- [YOUR GOAL] Every record below should be printed exactly as it appears.

- [EXERCISE MATERIALS]
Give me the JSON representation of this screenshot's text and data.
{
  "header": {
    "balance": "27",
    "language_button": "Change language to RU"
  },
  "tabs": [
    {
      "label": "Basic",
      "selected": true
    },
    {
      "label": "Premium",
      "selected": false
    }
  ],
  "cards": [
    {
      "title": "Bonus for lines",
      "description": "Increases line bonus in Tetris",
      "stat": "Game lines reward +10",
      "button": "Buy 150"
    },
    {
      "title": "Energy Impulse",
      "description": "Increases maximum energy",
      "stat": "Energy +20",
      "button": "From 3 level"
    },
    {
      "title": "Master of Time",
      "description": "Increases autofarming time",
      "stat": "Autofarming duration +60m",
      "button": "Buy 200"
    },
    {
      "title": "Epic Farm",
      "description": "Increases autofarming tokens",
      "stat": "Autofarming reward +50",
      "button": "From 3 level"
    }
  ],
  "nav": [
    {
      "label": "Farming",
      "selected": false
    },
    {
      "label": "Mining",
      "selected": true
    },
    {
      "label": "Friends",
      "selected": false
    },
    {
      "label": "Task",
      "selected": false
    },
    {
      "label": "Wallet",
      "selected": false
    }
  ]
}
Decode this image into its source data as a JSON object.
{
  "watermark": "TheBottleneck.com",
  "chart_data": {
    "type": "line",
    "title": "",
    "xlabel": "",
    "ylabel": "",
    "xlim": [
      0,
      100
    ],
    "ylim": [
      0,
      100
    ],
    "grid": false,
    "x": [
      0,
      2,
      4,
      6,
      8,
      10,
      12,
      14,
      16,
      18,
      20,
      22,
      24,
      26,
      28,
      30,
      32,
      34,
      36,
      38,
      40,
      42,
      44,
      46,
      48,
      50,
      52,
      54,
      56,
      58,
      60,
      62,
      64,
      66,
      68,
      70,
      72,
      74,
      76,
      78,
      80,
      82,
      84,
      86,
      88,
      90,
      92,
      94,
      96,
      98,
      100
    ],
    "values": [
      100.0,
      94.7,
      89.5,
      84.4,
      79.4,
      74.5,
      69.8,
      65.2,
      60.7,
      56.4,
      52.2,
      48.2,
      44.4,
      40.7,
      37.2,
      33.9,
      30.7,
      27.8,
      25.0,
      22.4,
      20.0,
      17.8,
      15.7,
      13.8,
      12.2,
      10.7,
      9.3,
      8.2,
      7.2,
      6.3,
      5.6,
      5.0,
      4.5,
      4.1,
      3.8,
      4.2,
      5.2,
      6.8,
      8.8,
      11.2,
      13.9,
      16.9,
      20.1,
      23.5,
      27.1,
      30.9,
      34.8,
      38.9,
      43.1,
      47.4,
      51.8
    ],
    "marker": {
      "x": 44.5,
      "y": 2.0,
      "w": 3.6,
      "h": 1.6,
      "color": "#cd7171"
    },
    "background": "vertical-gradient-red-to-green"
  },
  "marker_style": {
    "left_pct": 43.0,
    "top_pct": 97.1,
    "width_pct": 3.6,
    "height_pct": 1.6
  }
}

- [THE RESULT]
Give me the JSON representation of this screenshot's text and data.
{
  "header": {
    "balance": "27",
    "language_button": "Change language to RU"
  },
  "tabs": [
    {
      "label": "Basic",
      "selected": true
    },
    {
      "label": "Premium",
      "selected": false
    }
  ],
  "cards": [
    {
      "title": "Bonus for lines",
      "description": "Increases line bonus in Tetris",
      "stat": "Game lines reward +10",
      "button": "Buy 150"
    },
    {
      "title": "Energy Impulse",
      "description": "Increases maximum energy",
      "stat": "Energy +20",
      "button": "From 3 level"
    },
    {
      "title": "Master of Time",
      "description": "Increases autofarming time",
      "stat": "Autofarming duration +60m",
      "button": "Buy 200"
    },
    {
      "title": "Epic Farm",
      "description": "Increases autofarming tokens",
      "stat": "Autofarming reward +50",
      "button": "From 3 level"
    }
  ],
  "nav": [
    {
      "label": "Farming",
      "selected": false
    },
    {
      "label": "Mining",
      "selected": true
    },
    {
      "label": "Friends",
      "selected": false
    },
    {
      "label": "Task",
      "selected": false
    },
    {
      "label": "Wallet",
      "selected": false
    }
  ]
}
Decode this image into its source data as a JSON object.
{
  "watermark": "TheBottleneck.com",
  "chart_data": {
    "type": "line",
    "title": "",
    "xlabel": "",
    "ylabel": "",
    "xlim": [
      0,
      100
    ],
    "ylim": [
      0,
      100
    ],
    "grid": false,
    "x": [
      0,
      2,
      4,
      6,
      8,
      10,
      12,
      14,
      16,
      18,
      20,
      22,
      24,
      26,
      28,
      30,
      32,
      34,
      36,
      38,
      40,
      42,
      44,
      46,
      48,
      50,
      52,
      54,
      56,
      58,
      60,
      62,
      64,
      66,
      68,
      70,
      72,
      74,
      76,
      78,
      80,
      82,
      84,
      86,
      88,
      90,
      92,
      94,
      96,
      98,
      100
    ],
    "values": [
      100.0,
      94.7,
      89.5,
      84.4,
      79.4,
      74.5,
      69.8,
      65.2,
      60.7,
      56.4,
      52.2,
      48.2,
      44.4,
      40.7,
      37.2,
      33.9,
      30.7,
      27.8,
      25.0,
      22.4,
      20.0,
      17.8,
      15.7,
      13.8,
      12.2,
      10.7,
      9.3,
      8.2,
      7.2,
      6.3,
      5.6,
      5.0,
      4.5,
      4.1,
      3.8,
      4.2,
      5.2,
      6.8,
      8.8,
      11.2,
      13.9,
      16.9,
      20.1,
      23.5,
      27.1,
      30.9,
      34.8,
      38.9,
      43.1,
      47.4,
      51.8
    ],
    "marker": {
      "x": 44.5,
      "y": 2.0,
      "w": 3.6,
      "h": 1.6,
      "color": "#cd7171"
    },
    "background": "vertical-gradient-red-to-green"
  },
  "marker_style": {
    "left_pct": 43.0,
    "top_pct": 97.1,
    "width_pct": 3.6,
    "height_pct": 1.6
  }
}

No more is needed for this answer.